### Selected text
# Titanium axle nuts



## punchy (Nov 11, 2008)

Hello.

As im slowly but surely learning about bikes in as much detail as I can and having recently built my first bike from beginning to end. My maintenance skills are also slowly evolving. Im aslo becoming a little particular about details on the bike.

This has been playing on my mind for quite some time. Ive noticed that the axle nuts on my wheels, front and back always develop surface rust. Now I know that an easy fix for this is to take them off and clean them up on a wired wheel and they will look as good as new. Unfortunately, I don't have a wired wheel for this purpose in my garage...yet ! I also don't want to have to do this. Not that its hard. I just simply don't want to excersize that option.

What I do want is a titanium replacement. Ive searched every bicycle site that I know of looking for titanium axle nuts to replace them. There are plenty of titanium bolts and nuts out there but I haven't been able to source an axle specific nut. Im not clued up on thread sizes, I see such things such as M8, M6 or M5 bolts and nuts. But I haven't yet worked out exactly how to interpret these sizes. Obviously the larger the number the bigger the bolt. And ive gathered that an M5 bolt for example will probably requite a 5mm allen key. But I somehow don't think any of these bolts or nuts I have come across are an axle specific nut. Im sure they will be a lot smaller than they appear on the web page if I were to have them delivered to my door. They also don't have that built in domed washer thingy you get with a standard axle nut.

So all this fuss has brought me to this very helpful website. I didnt think it would be such a difficult task. Im hoping that someone can point me in the right direction and have me thinking 'well, why the hell couldn't I find that before?' 

Secondly, why are titanium nuts and bolts so damn expensive anyways ? The price difference seems to be ridiculous. Yes ok, there is probably far less demand for it and so the tooling up costs to produce them would be expensive. But, it really is an expansive option.

Besides my winge on price, I still want them, as I will only require 4 for my fixie.

Thanks 

Steve


----------



## punchy (Nov 11, 2008)

Yes I will consider stainless. But preferred option is Ti.

In actual fact I havent been able to find any axle nuts anywhere. Just head set, seat post, rack, crank nuts n bolts etc etc. But no axle specific bolts ??

Surely they are out there. 

Steve


----------



## wvucyclist (Sep 6, 2007)

Ti in general is way more expensive of a material, between mining, processing then fabricating ti parts, it's all more difficult than steel, and it's less abundant of a material. Have you searched for stainless nuts?

### Provided data
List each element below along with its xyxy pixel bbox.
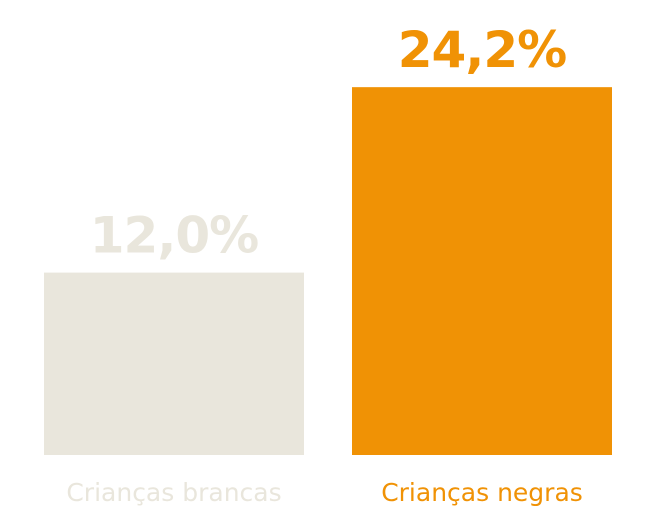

### Written problem
In the titanium axle nuts thread, condense the paragraph beginning "What I do want is a titanium replacement" into a short bulleted list that keeps its main facts.

### Task result
- Wants titanium replacements for the axle nuts.
- Has searched every bicycle site known to him; found plenty of titanium bolts and nuts, but no axle-specific nut.
- Doesn't yet know how to read thread sizes such as M8, M6 or M5. He assumes a larger number means a bigger bolt and that an M5 bolt probably takes a 5mm allen key.
- Doubts the nuts he has found are axle nuts. Expects they would be much smaller in person than they look online.
- Notes they lack the built-in domed washer of a standard axle nut.